**TEXTO PROPORCIONADO**
De paso, sin mayores pretensiones pero también sin disimulo, defenderemos que los últimos movimientos parecen apuntar a una retirada en ciernes de los elementos más subjetivistas y confusos de la ciencia moderna, cuyo funcionamiento irreprochable, avalado por innumerables experimentos, coexistía con la lúgubre sensación de que algo fundamental se nos estaba escapando. La realidad ha vuelto para vengarse.
CAPÍTULO 1
¿DESASTRE?
Física / Cosmología
«Penny: ¿Qué hay de nuevo en el mundo de la física?
»Leonard: Nada
»Penny: ¿En serio? ¿Nada?
»Leonard: Bueno, a excepción de la teoría de cuerdas no ha pasado casi nada desde los años treinta, y la teoría de cuerdas no se puede demostrar, sólo puedes decir: “¡Eh, escuchad, mi teoría tiene cierta lógica y consistencia interna!”
»Penny: Ahhh. Bueno, ya surgirá algo.»
—The Big Bang Theory—
Alguien se dejó el horno encendido. El siglo xix ha echado el freno, el xx arranca con lentitud y hay un hombre absorto frente al horno de su cocina. Corre el año 1900 y Max Planck busca en Berlín una explicación para algunas conclusiones desconcertantes de la física de su tiempo que aseguran que la energía dentro de un horno encendido es infinita. Hace demasiado calor en la cocina. El infinito molesta indeciblemente a los científicos, su sorpresiva aparición en cualquier laboratorio es siempre una señal de alarma, de que algo no están haciendo bien. Planck da con la solución. Si abandonaba la idea de que la energía se transmite como una onda continua e infinitamente divisible, y la sustituía por una serie de minúsculos paquetes indivisibles llamados quantums (determinados por la constante de Planck), todas las paradojas se esfumaban. Claro que, como en esas historias de viajes en el tiempo en las que un minúsculo acto desencadena devastadores efectos futuros, la solución al dilema del horno (o del cuerpo oscuro) fundaba nada menos que una nueva teoría, la física cuántica, destinada a revolucionar la historia de la ciencia.

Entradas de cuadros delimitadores
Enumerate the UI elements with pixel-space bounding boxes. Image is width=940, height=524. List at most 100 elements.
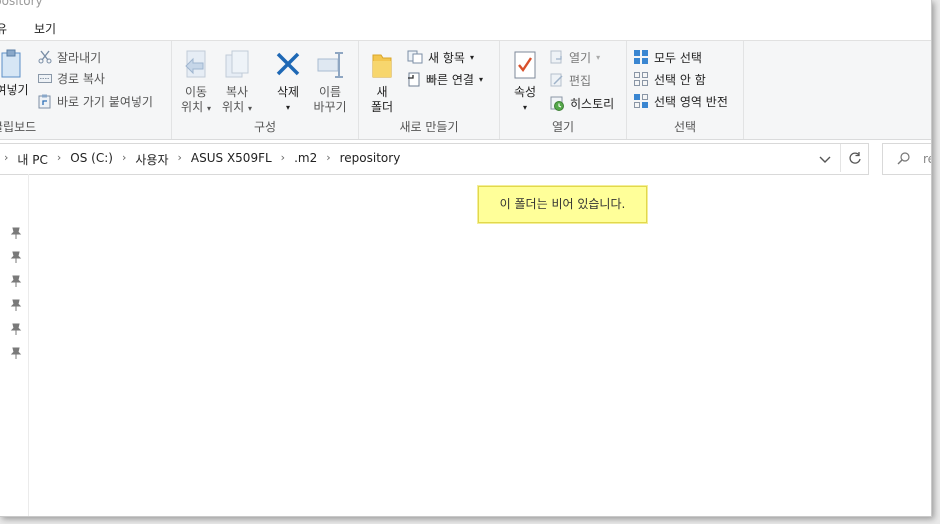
easy-access-icon	[408, 72, 420, 86]
group-organize: 이동 위치 ▾ 복사 위치 ▾ 삭제 ▾ 이름 바꾸기 구성	[172, 41, 359, 139]
window-title: pository	[0, 0, 43, 8]
breadcrumb-separator[interactable]: ›	[277, 151, 289, 168]
group-select-label: 선택	[673, 120, 697, 134]
group-new-label: 새로 만들기	[399, 120, 459, 134]
easy-access-dropdown-icon: ▾	[478, 74, 483, 84]
move-to-dropdown-icon: ▾	[206, 104, 211, 113]
history-button[interactable]: 히스토리	[550, 93, 614, 113]
scissors-icon	[38, 50, 52, 64]
pin-icon[interactable]	[10, 322, 22, 336]
new-item-label: 새 항목	[428, 50, 465, 65]
tab-share[interactable]: 유	[0, 20, 7, 37]
empty-folder-message: 이 폴더는 비어 있습니다.	[478, 186, 647, 223]
group-open-label: 열기	[551, 120, 575, 134]
select-none-button[interactable]: 선택 안 함	[633, 69, 706, 89]
new-folder-line1: 새	[376, 85, 388, 99]
select-none-label: 선택 안 함	[654, 72, 706, 87]
refresh-icon	[849, 152, 861, 164]
paste-shortcut-button[interactable]: 바로 가기 붙여넣기	[38, 91, 153, 111]
breadcrumb-this-pc[interactable]: 내 PC	[12, 151, 52, 168]
group-select: 모두 선택 선택 안 함 선택 영역 반전 선택	[627, 41, 744, 139]
navigation-pane	[0, 174, 29, 516]
breadcrumb-separator: ›	[4, 151, 9, 164]
breadcrumb: › 내 PC › OS (C:) › 사용자 › ASUS X509FL › .…	[0, 151, 405, 168]
paste-shortcut-icon	[38, 94, 51, 108]
properties-label: 속성	[513, 85, 537, 99]
open-label: 열기	[569, 50, 592, 65]
address-bar[interactable]: › 내 PC › OS (C:) › 사용자 › ASUS X509FL › .…	[0, 143, 869, 175]
delete-button[interactable]: 삭제 ▾	[270, 49, 306, 115]
select-all-icon	[634, 50, 648, 64]
new-folder-button[interactable]: 새 폴더	[365, 49, 399, 115]
new-item-icon	[407, 50, 423, 64]
breadcrumb-repository[interactable]: repository	[335, 151, 406, 168]
search-box[interactable]: re	[882, 143, 931, 175]
pin-icon[interactable]	[10, 226, 22, 240]
pin-icon[interactable]	[10, 250, 22, 264]
pin-icon[interactable]	[10, 346, 22, 360]
copy-path-icon	[38, 74, 52, 83]
cut-button[interactable]: 잘라내기	[38, 47, 101, 67]
pin-icon[interactable]	[10, 298, 22, 312]
paste-label: 여넣기	[0, 83, 29, 97]
group-organize-label: 구성	[253, 120, 277, 134]
copy-to-button[interactable]: 복사 위치 ▾	[217, 49, 257, 116]
open-icon	[550, 50, 562, 64]
open-button[interactable]: 열기 ▾	[550, 47, 600, 67]
ribbon: 여넣기 잘라내기 경로 복사	[0, 40, 931, 140]
pin-icon[interactable]	[10, 274, 22, 288]
copy-to-line2: 위치	[222, 100, 245, 114]
invert-selection-icon	[634, 94, 648, 108]
properties-icon	[514, 51, 536, 79]
tab-view[interactable]: 보기	[34, 20, 56, 37]
breadcrumb-separator[interactable]: ›	[118, 151, 130, 168]
new-item-button[interactable]: 새 항목 ▾	[407, 47, 474, 67]
breadcrumb-user-folder[interactable]: ASUS X509FL	[186, 151, 277, 168]
breadcrumb-separator[interactable]: ›	[53, 151, 65, 168]
copy-to-dropdown-icon: ▾	[247, 104, 252, 113]
breadcrumb-os-drive[interactable]: OS (C:)	[65, 151, 118, 168]
clipboard-icon	[1, 49, 21, 78]
copy-path-label: 경로 복사	[57, 71, 105, 86]
easy-access-button[interactable]: 빠른 연결 ▾	[407, 69, 483, 89]
easy-access-label: 빠른 연결	[426, 72, 474, 87]
copy-to-icon	[225, 50, 249, 78]
select-all-button[interactable]: 모두 선택	[633, 47, 702, 67]
properties-button[interactable]: 속성 ▾	[508, 49, 542, 115]
move-to-icon	[185, 50, 206, 78]
open-dropdown-icon: ▾	[596, 52, 601, 62]
cut-label: 잘라내기	[57, 50, 102, 65]
rename-icon	[317, 52, 343, 78]
new-item-dropdown-icon: ▾	[469, 52, 474, 62]
paste-shortcut-label: 바로 가기 붙여넣기	[57, 94, 153, 109]
folder-icon	[372, 54, 392, 78]
properties-dropdown-icon: ▾	[522, 103, 527, 112]
group-open: 속성 ▾ 열기 ▾ 편집 히스토리 열기	[500, 41, 627, 139]
copy-to-line1: 복사	[225, 85, 249, 99]
chevron-down-icon[interactable]	[816, 150, 834, 168]
delete-label: 삭제	[276, 85, 300, 99]
edit-button[interactable]: 편집	[550, 70, 591, 90]
move-to-line2: 위치	[181, 100, 204, 114]
select-none-icon	[634, 72, 648, 86]
move-to-button[interactable]: 이동 위치 ▾	[176, 49, 216, 116]
breadcrumb-users[interactable]: 사용자	[130, 151, 173, 168]
delete-x-icon	[276, 52, 300, 76]
history-icon	[550, 96, 564, 111]
move-to-line1: 이동	[184, 85, 208, 99]
paste-button[interactable]: 여넣기	[0, 49, 32, 98]
group-clipboard: 여넣기 잘라내기 경로 복사	[0, 41, 172, 139]
search-placeholder: re	[923, 152, 931, 166]
search-icon	[897, 152, 910, 165]
delete-dropdown-icon: ▾	[285, 103, 290, 112]
refresh-button[interactable]	[840, 144, 869, 172]
invert-selection-button[interactable]: 선택 영역 반전	[633, 91, 728, 111]
copy-path-button[interactable]: 경로 복사	[38, 68, 105, 88]
breadcrumb-m2[interactable]: .m2	[289, 151, 322, 168]
rename-line1: 이름	[318, 85, 342, 99]
rename-button[interactable]: 이름 바꾸기	[310, 49, 350, 115]
select-all-label: 모두 선택	[654, 50, 702, 65]
breadcrumb-separator[interactable]: ›	[174, 151, 186, 168]
group-new: 새 폴더 새 항목 ▾ 빠른 연결 ▾ 새로 만들기	[359, 41, 500, 139]
breadcrumb-separator[interactable]: ›	[322, 151, 334, 168]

**CONJUNTO DE TAREAS**
1/ Responde estas preguntas con los datos del texto proporcionado:
(a) ¿En qué año y en qué ciudad busca Max Planck una explicación para las conclusiones desconcertantes de la física?
(b) Según Leonard, salvo la teoría de cuerdas, ¿desde cuándo no ha pasado casi nada en física?
(c) ¿Qué nueva teoría fundó la solución al dilema del horno?
2/ Reescribe como lista breve el párrafo del texto proporcionado que empieza con «Alguien se dejó el horno encendido» y conserva sus datos principales.
3/ Imprime sin cambios el fragmento del texto proporcionado que comienza en las palabras «De paso, sin» y termina después de las palabras «de la física?».

**RESPUESTAS EN ORDEN**
1/
(a) En 1900, en Berlín.
(b) Desde los años treinta.
(c) La física cuántica.

2/
- En 1900, en Berlín, Max Planck busca una explicación para algunas conclusiones de la física de su tiempo. Según ellas, la energía dentro de un horno encendido es infinita.
- La aparición del infinito es para los científicos una señal de alarma de que algo no están haciendo bien.
- Planck abandona la idea de que la energía se transmite como una onda continua e infinitamente divisible. La sustituye por minúsculos paquetes indivisibles llamados quantums, determinados por la constante de Planck, y así desaparecen las paradojas.
- La solución al dilema del horno (o del cuerpo oscuro) funda la física cuántica, destinada a revolucionar la historia de la ciencia.

3/
De paso, sin mayores pretensiones pero también sin disimulo, defenderemos que los últimos movimientos parecen apuntar a una retirada en ciernes de los elementos más subjetivistas y confusos de la ciencia moderna, cuyo funcionamiento irreprochable, avalado por innumerables experimentos, coexistía con la lúgubre sensación de que algo fundamental se nos estaba escapando. La realidad ha vuelto para vengarse.
CAPÍTULO 1
¿DESASTRE?
Física / Cosmología
«Penny: ¿Qué hay de nuevo en el mundo de la física?